* _What you have to do_
Copy all records verbatim.

Rows from a figure dataset:
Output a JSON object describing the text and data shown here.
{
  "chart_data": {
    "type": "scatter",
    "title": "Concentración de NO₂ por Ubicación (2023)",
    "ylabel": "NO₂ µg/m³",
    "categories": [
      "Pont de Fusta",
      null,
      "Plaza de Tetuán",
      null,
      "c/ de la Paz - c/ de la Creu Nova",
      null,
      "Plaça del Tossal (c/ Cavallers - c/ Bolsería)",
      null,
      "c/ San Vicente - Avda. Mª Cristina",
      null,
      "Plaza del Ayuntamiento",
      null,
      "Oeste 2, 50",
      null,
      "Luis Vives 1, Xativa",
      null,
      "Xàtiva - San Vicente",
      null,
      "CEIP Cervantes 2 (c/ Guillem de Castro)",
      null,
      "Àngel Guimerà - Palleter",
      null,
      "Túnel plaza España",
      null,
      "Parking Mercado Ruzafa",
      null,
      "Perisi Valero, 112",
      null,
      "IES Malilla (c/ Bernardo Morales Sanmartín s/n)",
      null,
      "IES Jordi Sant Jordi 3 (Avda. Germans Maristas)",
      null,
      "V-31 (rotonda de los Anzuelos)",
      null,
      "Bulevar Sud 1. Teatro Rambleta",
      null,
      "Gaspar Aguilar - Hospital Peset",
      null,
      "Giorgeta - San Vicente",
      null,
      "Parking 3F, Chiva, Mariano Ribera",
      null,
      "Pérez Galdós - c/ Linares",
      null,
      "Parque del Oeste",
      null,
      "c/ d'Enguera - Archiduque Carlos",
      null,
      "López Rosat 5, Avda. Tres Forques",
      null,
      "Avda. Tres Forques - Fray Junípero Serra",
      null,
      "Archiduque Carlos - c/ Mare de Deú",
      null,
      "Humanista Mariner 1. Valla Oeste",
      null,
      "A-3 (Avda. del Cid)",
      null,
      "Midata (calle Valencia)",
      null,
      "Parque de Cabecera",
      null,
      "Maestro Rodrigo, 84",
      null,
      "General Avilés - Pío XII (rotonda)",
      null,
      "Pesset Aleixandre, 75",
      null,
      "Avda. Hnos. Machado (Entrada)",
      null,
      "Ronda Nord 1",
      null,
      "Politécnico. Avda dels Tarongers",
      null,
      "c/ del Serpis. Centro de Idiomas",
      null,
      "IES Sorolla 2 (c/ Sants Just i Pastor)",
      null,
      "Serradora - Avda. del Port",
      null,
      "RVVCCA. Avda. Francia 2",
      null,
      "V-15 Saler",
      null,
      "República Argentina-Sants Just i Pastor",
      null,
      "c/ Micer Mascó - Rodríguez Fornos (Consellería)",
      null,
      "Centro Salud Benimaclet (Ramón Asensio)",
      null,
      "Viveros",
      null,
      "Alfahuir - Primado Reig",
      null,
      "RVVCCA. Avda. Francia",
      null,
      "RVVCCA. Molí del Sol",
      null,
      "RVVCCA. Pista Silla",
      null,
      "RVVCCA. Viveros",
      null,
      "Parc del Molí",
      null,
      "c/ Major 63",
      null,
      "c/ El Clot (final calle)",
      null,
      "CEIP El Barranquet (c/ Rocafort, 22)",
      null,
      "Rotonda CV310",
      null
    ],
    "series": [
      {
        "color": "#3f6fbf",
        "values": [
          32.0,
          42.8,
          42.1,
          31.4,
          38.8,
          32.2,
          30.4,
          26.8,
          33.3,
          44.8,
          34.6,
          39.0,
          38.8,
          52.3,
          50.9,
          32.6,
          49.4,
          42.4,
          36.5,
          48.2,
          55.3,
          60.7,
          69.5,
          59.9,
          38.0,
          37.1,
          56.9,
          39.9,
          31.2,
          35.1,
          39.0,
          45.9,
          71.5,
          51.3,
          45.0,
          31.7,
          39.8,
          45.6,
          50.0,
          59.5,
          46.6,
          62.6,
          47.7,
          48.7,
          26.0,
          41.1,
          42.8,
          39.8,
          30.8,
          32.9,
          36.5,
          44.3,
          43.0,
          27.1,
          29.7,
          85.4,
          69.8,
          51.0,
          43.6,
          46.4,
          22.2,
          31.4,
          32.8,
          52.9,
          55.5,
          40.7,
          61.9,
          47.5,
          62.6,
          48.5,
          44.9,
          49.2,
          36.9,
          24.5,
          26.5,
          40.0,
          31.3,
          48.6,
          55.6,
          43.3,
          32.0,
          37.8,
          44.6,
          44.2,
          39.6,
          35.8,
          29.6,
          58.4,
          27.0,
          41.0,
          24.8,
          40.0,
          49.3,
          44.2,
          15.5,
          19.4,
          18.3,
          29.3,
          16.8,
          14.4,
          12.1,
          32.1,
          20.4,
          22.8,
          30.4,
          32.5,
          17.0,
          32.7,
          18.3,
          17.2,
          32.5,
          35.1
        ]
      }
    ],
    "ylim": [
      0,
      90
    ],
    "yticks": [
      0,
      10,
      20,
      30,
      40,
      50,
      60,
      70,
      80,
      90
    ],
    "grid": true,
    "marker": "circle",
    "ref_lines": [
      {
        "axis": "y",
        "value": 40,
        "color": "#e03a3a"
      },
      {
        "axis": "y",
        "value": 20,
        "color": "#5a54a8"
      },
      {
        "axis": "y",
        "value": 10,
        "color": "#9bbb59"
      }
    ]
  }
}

* _Answer for this exercise_
Output a JSON object describing the text and data shown here.
{
  "chart_data": {
    "type": "scatter",
    "title": "Concentración de NO₂ por Ubicación (2023)",
    "ylabel": "NO₂ µg/m³",
    "categories": [
      "Pont de Fusta",
      null,
      "Plaza de Tetuán",
      null,
      "c/ de la Paz - c/ de la Creu Nova",
      null,
      "Plaça del Tossal (c/ Cavallers - c/ Bolsería)",
      null,
      "c/ San Vicente - Avda. Mª Cristina",
      null,
      "Plaza del Ayuntamiento",
      null,
      "Oeste 2, 50",
      null,
      "Luis Vives 1, Xativa",
      null,
      "Xàtiva - San Vicente",
      null,
      "CEIP Cervantes 2 (c/ Guillem de Castro)",
      null,
      "Àngel Guimerà - Palleter",
      null,
      "Túnel plaza España",
      null,
      "Parking Mercado Ruzafa",
      null,
      "Perisi Valero, 112",
      null,
      "IES Malilla (c/ Bernardo Morales Sanmartín s/n)",
      null,
      "IES Jordi Sant Jordi 3 (Avda. Germans Maristas)",
      null,
      "V-31 (rotonda de los Anzuelos)",
      null,
      "Bulevar Sud 1. Teatro Rambleta",
      null,
      "Gaspar Aguilar - Hospital Peset",
      null,
      "Giorgeta - San Vicente",
      null,
      "Parking 3F, Chiva, Mariano Ribera",
      null,
      "Pérez Galdós - c/ Linares",
      null,
      "Parque del Oeste",
      null,
      "c/ d'Enguera - Archiduque Carlos",
      null,
      "López Rosat 5, Avda. Tres Forques",
      null,
      "Avda. Tres Forques - Fray Junípero Serra",
      null,
      "Archiduque Carlos - c/ Mare de Deú",
      null,
      "Humanista Mariner 1. Valla Oeste",
      null,
      "A-3 (Avda. del Cid)",
      null,
      "Midata (calle Valencia)",
      null,
      "Parque de Cabecera",
      null,
      "Maestro Rodrigo, 84",
      null,
      "General Avilés - Pío XII (rotonda)",
      null,
      "Pesset Aleixandre, 75",
      null,
      "Avda. Hnos. Machado (Entrada)",
      null,
      "Ronda Nord 1",
      null,
      "Politécnico. Avda dels Tarongers",
      null,
      "c/ del Serpis. Centro de Idiomas",
      null,
      "IES Sorolla 2 (c/ Sants Just i Pastor)",
      null,
      "Serradora - Avda. del Port",
      null,
      "RVVCCA. Avda. Francia 2",
      null,
      "V-15 Saler",
      null,
      "República Argentina-Sants Just i Pastor",
      null,
      "c/ Micer Mascó - Rodríguez Fornos (Consellería)",
      null,
      "Centro Salud Benimaclet (Ramón Asensio)",
      null,
      "Viveros",
      null,
      "Alfahuir - Primado Reig",
      null,
      "RVVCCA. Avda. Francia",
      null,
      "RVVCCA. Molí del Sol",
      null,
      "RVVCCA. Pista Silla",
      null,
      "RVVCCA. Viveros",
      null,
      "Parc del Molí",
      null,
      "c/ Major 63",
      null,
      "c/ El Clot (final calle)",
      null,
      "CEIP El Barranquet (c/ Rocafort, 22)",
      null,
      "Rotonda CV310",
      null
    ],
    "series": [
      {
        "color": "#3f6fbf",
        "values": [
          32.0,
          42.8,
          42.1,
          31.4,
          38.8,
          32.2,
          30.4,
          26.8,
          33.3,
          44.8,
          34.6,
          39.0,
          38.8,
          52.3,
          50.9,
          32.6,
          49.4,
          42.4,
          36.5,
          48.2,
          55.3,
          60.7,
          69.5,
          59.9,
          38.0,
          37.1,
          56.9,
          39.9,
          31.2,
          35.1,
          39.0,
          45.9,
          71.5,
          51.3,
          45.0,
          31.7,
          39.8,
          45.6,
          50.0,
          59.5,
          46.6,
          62.6,
          47.7,
          48.7,
          26.0,
          41.1,
          42.8,
          39.8,
          30.8,
          32.9,
          36.5,
          44.3,
          43.0,
          27.1,
          29.7,
          85.4,
          69.8,
          51.0,
          43.6,
          46.4,
          22.2,
          31.4,
          32.8,
          52.9,
          55.5,
          40.7,
          61.9,
          47.5,
          62.6,
          48.5,
          44.9,
          49.2,
          36.9,
          24.5,
          26.5,
          40.0,
          31.3,
          48.6,
          55.6,
          43.3,
          32.0,
          37.8,
          44.6,
          44.2,
          39.6,
          35.8,
          29.6,
          58.4,
          27.0,
          41.0,
          24.8,
          40.0,
          49.3,
          44.2,
          15.5,
          19.4,
          18.3,
          29.3,
          16.8,
          14.4,
          12.1,
          32.1,
          20.4,
          22.8,
          30.4,
          32.5,
          17.0,
          32.7,
          18.3,
          17.2,
          32.5,
          35.1
        ]
      }
    ],
    "ylim": [
      0,
      90
    ],
    "yticks": [
      0,
      10,
      20,
      30,
      40,
      50,
      60,
      70,
      80,
      90
    ],
    "grid": true,
    "marker": "circle",
    "ref_lines": [
      {
        "axis": "y",
        "value": 40,
        "color": "#e03a3a"
      },
      {
        "axis": "y",
        "value": 20,
        "color": "#5a54a8"
      },
      {
        "axis": "y",
        "value": 10,
        "color": "#9bbb59"
      }
    ]
  }
}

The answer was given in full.